Dataset records:
--- BEGIN ---

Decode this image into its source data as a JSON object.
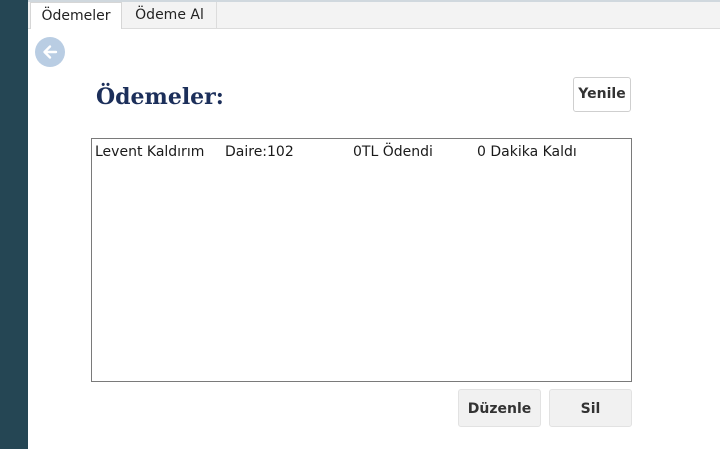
{
  "tabs": [
    {
      "label": "Ödemeler",
      "active": true
    },
    {
      "label": "Ödeme Al",
      "active": false
    }
  ],
  "page": {
    "title": "Ödemeler:",
    "refresh_label": "Yenile",
    "edit_label": "Düzenle",
    "delete_label": "Sil",
    "back_icon": "arrow-left-icon"
  },
  "payments": [
    {
      "name": "Levent Kaldırım",
      "unit": "Daire:102",
      "amount": "0TL Ödendi",
      "remaining": "0 Dakika Kaldı"
    }
  ],
  "colors": {
    "sidebar": "#254654",
    "title": "#1c2f5a",
    "back_button": "#b9cde3"
  }
}
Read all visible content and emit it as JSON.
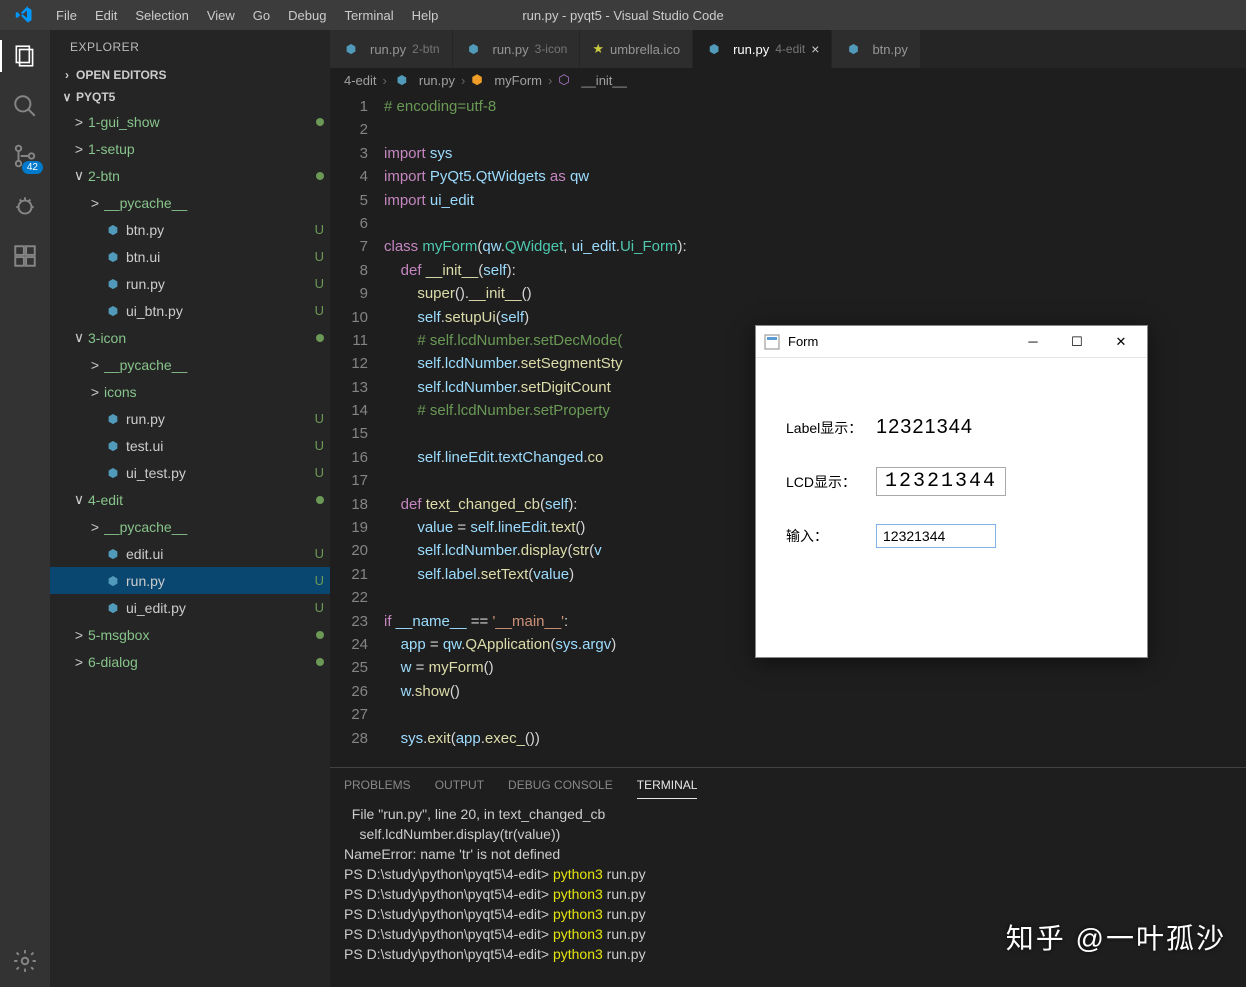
{
  "window": {
    "title": "run.py - pyqt5 - Visual Studio Code"
  },
  "menu": [
    "File",
    "Edit",
    "Selection",
    "View",
    "Go",
    "Debug",
    "Terminal",
    "Help"
  ],
  "activity": {
    "scm_badge": "42"
  },
  "sidebar": {
    "title": "EXPLORER",
    "open_editors": "OPEN EDITORS",
    "project": "PYQT5",
    "tree": [
      {
        "ind": 1,
        "chev": ">",
        "label": "1-gui_show",
        "dot": true,
        "folder": true
      },
      {
        "ind": 1,
        "chev": ">",
        "label": "1-setup",
        "folder": true
      },
      {
        "ind": 1,
        "chev": "∨",
        "label": "2-btn",
        "dot": true,
        "folder": true
      },
      {
        "ind": 2,
        "chev": ">",
        "label": "__pycache__",
        "folder": true
      },
      {
        "ind": 2,
        "icon": "py",
        "label": "btn.py",
        "status": "U"
      },
      {
        "ind": 2,
        "icon": "ui",
        "label": "btn.ui",
        "status": "U"
      },
      {
        "ind": 2,
        "icon": "py",
        "label": "run.py",
        "status": "U"
      },
      {
        "ind": 2,
        "icon": "py",
        "label": "ui_btn.py",
        "status": "U"
      },
      {
        "ind": 1,
        "chev": "∨",
        "label": "3-icon",
        "dot": true,
        "folder": true
      },
      {
        "ind": 2,
        "chev": ">",
        "label": "__pycache__",
        "folder": true
      },
      {
        "ind": 2,
        "chev": ">",
        "label": "icons",
        "folder": true
      },
      {
        "ind": 2,
        "icon": "py",
        "label": "run.py",
        "status": "U"
      },
      {
        "ind": 2,
        "icon": "ui",
        "label": "test.ui",
        "status": "U"
      },
      {
        "ind": 2,
        "icon": "py",
        "label": "ui_test.py",
        "status": "U"
      },
      {
        "ind": 1,
        "chev": "∨",
        "label": "4-edit",
        "dot": true,
        "folder": true
      },
      {
        "ind": 2,
        "chev": ">",
        "label": "__pycache__",
        "folder": true
      },
      {
        "ind": 2,
        "icon": "ui",
        "label": "edit.ui",
        "status": "U"
      },
      {
        "ind": 2,
        "icon": "py",
        "label": "run.py",
        "status": "U",
        "selected": true
      },
      {
        "ind": 2,
        "icon": "py",
        "label": "ui_edit.py",
        "status": "U"
      },
      {
        "ind": 1,
        "chev": ">",
        "label": "5-msgbox",
        "dot": true,
        "folder": true
      },
      {
        "ind": 1,
        "chev": ">",
        "label": "6-dialog",
        "dot": true,
        "folder": true
      }
    ]
  },
  "tabs": [
    {
      "icon": "py",
      "name": "run.py",
      "desc": "2-btn"
    },
    {
      "icon": "py",
      "name": "run.py",
      "desc": "3-icon"
    },
    {
      "icon": "ico",
      "name": "umbrella.ico"
    },
    {
      "icon": "py",
      "name": "run.py",
      "desc": "4-edit",
      "active": true,
      "close": true
    },
    {
      "icon": "py",
      "name": "btn.py"
    }
  ],
  "breadcrumb": {
    "p0": "4-edit",
    "p1": "run.py",
    "p2": "myForm",
    "p3": "__init__"
  },
  "code_lines": 28,
  "panel": {
    "tabs": [
      "PROBLEMS",
      "OUTPUT",
      "DEBUG CONSOLE",
      "TERMINAL"
    ],
    "active": "TERMINAL",
    "lines": [
      {
        "t": "  File \"run.py\", line 20, in text_changed_cb"
      },
      {
        "t": "    self.lcdNumber.display(tr(value))"
      },
      {
        "t": "NameError: name 'tr' is not defined"
      },
      {
        "prompt": "PS D:\\study\\python\\pyqt5\\4-edit>",
        "cmd": "python3",
        "arg": "run.py"
      },
      {
        "prompt": "PS D:\\study\\python\\pyqt5\\4-edit>",
        "cmd": "python3",
        "arg": "run.py"
      },
      {
        "prompt": "PS D:\\study\\python\\pyqt5\\4-edit>",
        "cmd": "python3",
        "arg": "run.py"
      },
      {
        "prompt": "PS D:\\study\\python\\pyqt5\\4-edit>",
        "cmd": "python3",
        "arg": "run.py"
      },
      {
        "prompt": "PS D:\\study\\python\\pyqt5\\4-edit>",
        "cmd": "python3",
        "arg": "run.py"
      }
    ]
  },
  "form": {
    "title": "Form",
    "label_lbl": "Label显示：",
    "label_val": "12321344",
    "lcd_lbl": "LCD显示：",
    "lcd_val": "12321344",
    "input_lbl": "输入：",
    "input_val": "12321344"
  },
  "watermark": "知乎 @一叶孤沙"
}
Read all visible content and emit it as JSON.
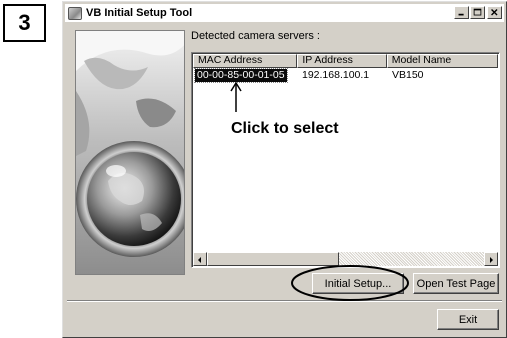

--- END ---

## [What needs to be done]
From the material above, reproduce everything verbatim except the pictures.

## [The answer]
Decode this image into its source data as a JSON object.
{
  "tabs": [
    {
      "label": "Ödemeler",
      "active": true
    },
    {
      "label": "Ödeme Al",
      "active": false
    }
  ],
  "page": {
    "title": "Ödemeler:",
    "refresh_label": "Yenile",
    "edit_label": "Düzenle",
    "delete_label": "Sil",
    "back_icon": "arrow-left-icon"
  },
  "payments": [
    {
      "name": "Levent Kaldırım",
      "unit": "Daire:102",
      "amount": "0TL Ödendi",
      "remaining": "0 Dakika Kaldı"
    }
  ],
  "colors": {
    "sidebar": "#254654",
    "title": "#1c2f5a",
    "back_button": "#b9cde3"
  }
}
Read all visible content and emit it as JSON.
{
  "window": {
    "title": "run.py - pyqt5 - Visual Studio Code"
  },
  "menu": [
    "File",
    "Edit",
    "Selection",
    "View",
    "Go",
    "Debug",
    "Terminal",
    "Help"
  ],
  "activity": {
    "scm_badge": "42"
  },
  "sidebar": {
    "title": "EXPLORER",
    "open_editors": "OPEN EDITORS",
    "project": "PYQT5",
    "tree": [
      {
        "ind": 1,
        "chev": ">",
        "label": "1-gui_show",
        "dot": true,
        "folder": true
      },
      {
        "ind": 1,
        "chev": ">",
        "label": "1-setup",
        "folder": true
      },
      {
        "ind": 1,
        "chev": "∨",
        "label": "2-btn",
        "dot": true,
        "folder": true
      },
      {
        "ind": 2,
        "chev": ">",
        "label": "__pycache__",
        "folder": true
      },
      {
        "ind": 2,
        "icon": "py",
        "label": "btn.py",
        "status": "U"
      },
      {
        "ind": 2,
        "icon": "ui",
        "label": "btn.ui",
        "status": "U"
      },
      {
        "ind": 2,
        "icon": "py",
        "label": "run.py",
        "status": "U"
      },
      {
        "ind": 2,
        "icon": "py",
        "label": "ui_btn.py",
        "status": "U"
      },
      {
        "ind": 1,
        "chev": "∨",
        "label": "3-icon",
        "dot": true,
        "folder": true
      },
      {
        "ind": 2,
        "chev": ">",
        "label": "__pycache__",
        "folder": true
      },
      {
        "ind": 2,
        "chev": ">",
        "label": "icons",
        "folder": true
      },
      {
        "ind": 2,
        "icon": "py",
        "label": "run.py",
        "status": "U"
      },
      {
        "ind": 2,
        "icon": "ui",
        "label": "test.ui",
        "status": "U"
      },
      {
        "ind": 2,
        "icon": "py",
        "label": "ui_test.py",
        "status": "U"
      },
      {
        "ind": 1,
        "chev": "∨",
        "label": "4-edit",
        "dot": true,
        "folder": true
      },
      {
        "ind": 2,
        "chev": ">",
        "label": "__pycache__",
        "folder": true
      },
      {
        "ind": 2,
        "icon": "ui",
        "label": "edit.ui",
        "status": "U"
      },
      {
        "ind": 2,
        "icon": "py",
        "label": "run.py",
        "status": "U",
        "selected": true
      },
      {
        "ind": 2,
        "icon": "py",
        "label": "ui_edit.py",
        "status": "U"
      },
      {
        "ind": 1,
        "chev": ">",
        "label": "5-msgbox",
        "dot": true,
        "folder": true
      },
      {
        "ind": 1,
        "chev": ">",
        "label": "6-dialog",
        "dot": true,
        "folder": true
      }
    ]
  },
  "tabs": [
    {
      "icon": "py",
      "name": "run.py",
      "desc": "2-btn"
    },
    {
      "icon": "py",
      "name": "run.py",
      "desc": "3-icon"
    },
    {
      "icon": "ico",
      "name": "umbrella.ico"
    },
    {
      "icon": "py",
      "name": "run.py",
      "desc": "4-edit",
      "active": true,
      "close": true
    },
    {
      "icon": "py",
      "name": "btn.py"
    }
  ],
  "breadcrumb": {
    "p0": "4-edit",
    "p1": "run.py",
    "p2": "myForm",
    "p3": "__init__"
  },
  "code_lines": 28,
  "panel": {
    "tabs": [
      "PROBLEMS",
      "OUTPUT",
      "DEBUG CONSOLE",
      "TERMINAL"
    ],
    "active": "TERMINAL",
    "lines": [
      {
        "t": "  File \"run.py\", line 20, in text_changed_cb"
      },
      {
        "t": "    self.lcdNumber.display(tr(value))"
      },
      {
        "t": "NameError: name 'tr' is not defined"
      },
      {
        "prompt": "PS D:\\study\\python\\pyqt5\\4-edit>",
        "cmd": "python3",
        "arg": "run.py"
      },
      {
        "prompt": "PS D:\\study\\python\\pyqt5\\4-edit>",
        "cmd": "python3",
        "arg": "run.py"
      },
      {
        "prompt": "PS D:\\study\\python\\pyqt5\\4-edit>",
        "cmd": "python3",
        "arg": "run.py"
      },
      {
        "prompt": "PS D:\\study\\python\\pyqt5\\4-edit>",
        "cmd": "python3",
        "arg": "run.py"
      },
      {
        "prompt": "PS D:\\study\\python\\pyqt5\\4-edit>",
        "cmd": "python3",
        "arg": "run.py"
      }
    ]
  },
  "form": {
    "title": "Form",
    "label_lbl": "Label显示：",
    "label_val": "12321344",
    "lcd_lbl": "LCD显示：",
    "lcd_val": "12321344",
    "input_lbl": "输入：",
    "input_val": "12321344"
  },
  "watermark": "知乎 @一叶孤沙"
}
Read all visible content and emit it as JSON.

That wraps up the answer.